# AIM
Write the number of lines holding the word "name", and nothing else.

# GIVEN DATA
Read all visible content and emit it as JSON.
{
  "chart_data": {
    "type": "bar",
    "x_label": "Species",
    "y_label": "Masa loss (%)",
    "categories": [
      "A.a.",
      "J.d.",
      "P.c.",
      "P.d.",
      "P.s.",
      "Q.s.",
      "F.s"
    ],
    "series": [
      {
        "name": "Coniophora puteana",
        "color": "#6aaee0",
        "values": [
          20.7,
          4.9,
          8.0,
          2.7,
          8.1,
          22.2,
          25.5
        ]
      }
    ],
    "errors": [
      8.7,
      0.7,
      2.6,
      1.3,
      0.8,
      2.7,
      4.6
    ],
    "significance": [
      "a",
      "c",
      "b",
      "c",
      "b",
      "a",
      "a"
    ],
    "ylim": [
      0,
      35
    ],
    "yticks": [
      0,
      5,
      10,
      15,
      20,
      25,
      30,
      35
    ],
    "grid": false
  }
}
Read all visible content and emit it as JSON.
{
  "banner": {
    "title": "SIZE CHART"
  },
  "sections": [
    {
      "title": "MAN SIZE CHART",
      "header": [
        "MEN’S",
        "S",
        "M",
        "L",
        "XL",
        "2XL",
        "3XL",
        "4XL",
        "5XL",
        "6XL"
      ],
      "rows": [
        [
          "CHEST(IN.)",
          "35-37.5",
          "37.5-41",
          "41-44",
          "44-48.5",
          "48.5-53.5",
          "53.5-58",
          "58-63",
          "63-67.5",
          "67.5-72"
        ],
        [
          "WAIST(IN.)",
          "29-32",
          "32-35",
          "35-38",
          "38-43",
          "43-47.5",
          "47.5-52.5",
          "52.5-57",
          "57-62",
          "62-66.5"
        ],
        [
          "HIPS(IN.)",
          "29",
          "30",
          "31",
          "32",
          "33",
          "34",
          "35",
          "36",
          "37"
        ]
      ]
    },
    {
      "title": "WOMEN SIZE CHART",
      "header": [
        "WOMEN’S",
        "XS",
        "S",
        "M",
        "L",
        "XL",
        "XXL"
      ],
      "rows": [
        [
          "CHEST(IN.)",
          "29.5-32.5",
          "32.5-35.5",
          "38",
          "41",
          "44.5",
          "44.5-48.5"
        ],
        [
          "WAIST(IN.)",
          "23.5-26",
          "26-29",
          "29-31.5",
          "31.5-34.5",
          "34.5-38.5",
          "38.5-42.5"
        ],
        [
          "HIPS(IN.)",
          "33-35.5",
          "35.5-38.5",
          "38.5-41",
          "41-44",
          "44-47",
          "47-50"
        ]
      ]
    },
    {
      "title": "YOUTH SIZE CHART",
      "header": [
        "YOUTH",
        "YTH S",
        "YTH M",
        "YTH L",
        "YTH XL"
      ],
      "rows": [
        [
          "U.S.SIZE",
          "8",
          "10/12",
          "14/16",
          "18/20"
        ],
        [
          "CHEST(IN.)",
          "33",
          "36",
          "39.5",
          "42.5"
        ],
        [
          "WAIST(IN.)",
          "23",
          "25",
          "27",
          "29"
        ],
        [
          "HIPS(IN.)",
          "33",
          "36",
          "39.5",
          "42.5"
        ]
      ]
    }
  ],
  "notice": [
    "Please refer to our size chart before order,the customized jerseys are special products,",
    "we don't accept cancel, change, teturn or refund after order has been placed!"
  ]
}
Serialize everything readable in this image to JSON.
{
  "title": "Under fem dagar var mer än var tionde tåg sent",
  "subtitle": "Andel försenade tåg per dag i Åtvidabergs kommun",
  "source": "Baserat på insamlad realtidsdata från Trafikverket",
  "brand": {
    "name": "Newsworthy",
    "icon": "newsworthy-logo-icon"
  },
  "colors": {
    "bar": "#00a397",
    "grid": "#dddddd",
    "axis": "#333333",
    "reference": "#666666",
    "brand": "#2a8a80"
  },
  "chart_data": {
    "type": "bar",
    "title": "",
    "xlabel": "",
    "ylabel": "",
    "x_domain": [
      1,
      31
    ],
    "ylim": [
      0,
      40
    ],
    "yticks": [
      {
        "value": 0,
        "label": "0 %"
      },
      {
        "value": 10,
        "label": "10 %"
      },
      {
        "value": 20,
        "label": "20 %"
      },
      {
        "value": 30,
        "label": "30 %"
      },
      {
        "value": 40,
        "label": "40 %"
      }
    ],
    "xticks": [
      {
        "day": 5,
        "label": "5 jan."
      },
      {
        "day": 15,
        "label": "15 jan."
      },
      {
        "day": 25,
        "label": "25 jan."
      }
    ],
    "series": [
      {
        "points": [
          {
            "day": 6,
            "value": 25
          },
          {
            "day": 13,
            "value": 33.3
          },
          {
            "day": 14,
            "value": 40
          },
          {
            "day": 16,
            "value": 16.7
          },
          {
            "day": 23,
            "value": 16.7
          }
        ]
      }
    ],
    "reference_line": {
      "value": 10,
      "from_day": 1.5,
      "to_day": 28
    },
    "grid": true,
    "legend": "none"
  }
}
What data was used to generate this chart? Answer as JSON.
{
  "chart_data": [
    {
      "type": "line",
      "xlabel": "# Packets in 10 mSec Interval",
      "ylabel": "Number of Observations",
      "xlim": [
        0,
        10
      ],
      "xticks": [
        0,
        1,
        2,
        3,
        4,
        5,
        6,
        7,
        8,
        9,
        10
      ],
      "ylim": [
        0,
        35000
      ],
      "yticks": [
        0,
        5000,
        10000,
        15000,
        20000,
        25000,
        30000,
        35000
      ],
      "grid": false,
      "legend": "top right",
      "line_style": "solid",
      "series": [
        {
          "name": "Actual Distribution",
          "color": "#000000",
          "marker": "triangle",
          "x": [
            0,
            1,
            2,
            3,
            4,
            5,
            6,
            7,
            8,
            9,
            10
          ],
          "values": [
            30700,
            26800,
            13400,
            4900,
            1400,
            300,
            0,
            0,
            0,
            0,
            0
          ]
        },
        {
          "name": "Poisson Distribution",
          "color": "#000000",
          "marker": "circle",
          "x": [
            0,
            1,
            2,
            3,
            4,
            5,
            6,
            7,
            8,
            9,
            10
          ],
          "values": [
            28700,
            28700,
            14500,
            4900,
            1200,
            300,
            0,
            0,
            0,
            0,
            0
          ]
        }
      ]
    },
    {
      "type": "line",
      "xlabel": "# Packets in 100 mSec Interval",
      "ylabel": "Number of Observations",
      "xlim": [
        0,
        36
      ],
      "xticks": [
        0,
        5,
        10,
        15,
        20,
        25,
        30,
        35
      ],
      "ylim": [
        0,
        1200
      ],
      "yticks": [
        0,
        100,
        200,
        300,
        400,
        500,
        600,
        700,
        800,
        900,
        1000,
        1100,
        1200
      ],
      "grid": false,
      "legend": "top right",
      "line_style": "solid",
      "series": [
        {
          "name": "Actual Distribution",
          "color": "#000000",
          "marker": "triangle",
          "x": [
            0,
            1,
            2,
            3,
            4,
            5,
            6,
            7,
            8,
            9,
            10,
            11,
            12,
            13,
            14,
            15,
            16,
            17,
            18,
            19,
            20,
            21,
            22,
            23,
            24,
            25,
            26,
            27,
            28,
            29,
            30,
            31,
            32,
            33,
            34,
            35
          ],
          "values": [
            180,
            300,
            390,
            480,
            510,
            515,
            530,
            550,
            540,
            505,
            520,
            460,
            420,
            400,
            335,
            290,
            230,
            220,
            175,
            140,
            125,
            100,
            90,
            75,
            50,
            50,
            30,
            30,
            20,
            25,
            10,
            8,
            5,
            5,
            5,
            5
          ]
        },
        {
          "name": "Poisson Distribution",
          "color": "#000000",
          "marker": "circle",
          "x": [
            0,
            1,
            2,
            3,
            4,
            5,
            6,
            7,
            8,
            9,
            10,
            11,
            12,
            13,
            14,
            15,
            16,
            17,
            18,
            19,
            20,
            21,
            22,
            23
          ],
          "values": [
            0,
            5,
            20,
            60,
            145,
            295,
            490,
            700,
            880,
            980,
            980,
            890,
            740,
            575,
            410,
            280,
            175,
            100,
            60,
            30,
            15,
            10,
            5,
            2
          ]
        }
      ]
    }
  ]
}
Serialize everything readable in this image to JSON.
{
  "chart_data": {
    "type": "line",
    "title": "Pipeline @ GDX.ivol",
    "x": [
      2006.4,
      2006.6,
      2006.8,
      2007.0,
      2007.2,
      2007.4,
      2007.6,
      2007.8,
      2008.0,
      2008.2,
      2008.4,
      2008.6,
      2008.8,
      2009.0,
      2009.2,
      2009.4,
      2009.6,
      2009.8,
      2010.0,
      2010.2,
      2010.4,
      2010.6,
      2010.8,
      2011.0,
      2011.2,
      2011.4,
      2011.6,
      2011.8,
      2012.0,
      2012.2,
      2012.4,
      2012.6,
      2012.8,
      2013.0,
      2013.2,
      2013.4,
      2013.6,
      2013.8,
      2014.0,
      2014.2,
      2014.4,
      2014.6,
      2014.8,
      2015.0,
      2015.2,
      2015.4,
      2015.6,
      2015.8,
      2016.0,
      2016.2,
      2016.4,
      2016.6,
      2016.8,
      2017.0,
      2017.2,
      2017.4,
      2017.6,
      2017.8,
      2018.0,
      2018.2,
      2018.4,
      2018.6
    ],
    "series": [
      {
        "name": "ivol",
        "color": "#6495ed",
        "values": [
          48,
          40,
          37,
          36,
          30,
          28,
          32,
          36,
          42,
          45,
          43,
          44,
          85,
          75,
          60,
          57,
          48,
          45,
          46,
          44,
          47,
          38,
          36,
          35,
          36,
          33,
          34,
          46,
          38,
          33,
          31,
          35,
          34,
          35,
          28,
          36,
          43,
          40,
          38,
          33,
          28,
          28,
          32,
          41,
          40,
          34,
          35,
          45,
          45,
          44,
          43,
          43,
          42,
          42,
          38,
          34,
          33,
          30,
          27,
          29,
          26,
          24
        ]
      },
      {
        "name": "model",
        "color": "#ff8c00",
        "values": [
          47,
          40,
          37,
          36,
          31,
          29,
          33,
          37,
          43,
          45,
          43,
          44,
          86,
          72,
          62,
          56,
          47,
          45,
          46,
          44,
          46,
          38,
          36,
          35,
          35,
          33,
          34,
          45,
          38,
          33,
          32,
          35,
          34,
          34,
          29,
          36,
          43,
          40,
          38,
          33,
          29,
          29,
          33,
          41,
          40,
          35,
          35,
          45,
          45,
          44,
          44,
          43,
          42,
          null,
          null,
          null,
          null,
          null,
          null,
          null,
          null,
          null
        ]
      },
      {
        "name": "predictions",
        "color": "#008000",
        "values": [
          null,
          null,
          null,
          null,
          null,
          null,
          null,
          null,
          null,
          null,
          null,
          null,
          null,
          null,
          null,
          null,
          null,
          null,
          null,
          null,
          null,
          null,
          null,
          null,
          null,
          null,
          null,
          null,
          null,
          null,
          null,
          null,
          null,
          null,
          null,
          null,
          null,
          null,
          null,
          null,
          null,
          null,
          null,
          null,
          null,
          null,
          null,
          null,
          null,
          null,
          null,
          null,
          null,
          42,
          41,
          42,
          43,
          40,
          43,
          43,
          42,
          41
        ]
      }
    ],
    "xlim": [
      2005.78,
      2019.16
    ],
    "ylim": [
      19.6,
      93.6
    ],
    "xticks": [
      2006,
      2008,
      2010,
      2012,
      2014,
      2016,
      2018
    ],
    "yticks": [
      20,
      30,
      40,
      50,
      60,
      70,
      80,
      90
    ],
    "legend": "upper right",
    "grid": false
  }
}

# THE COMPLETED TASK
9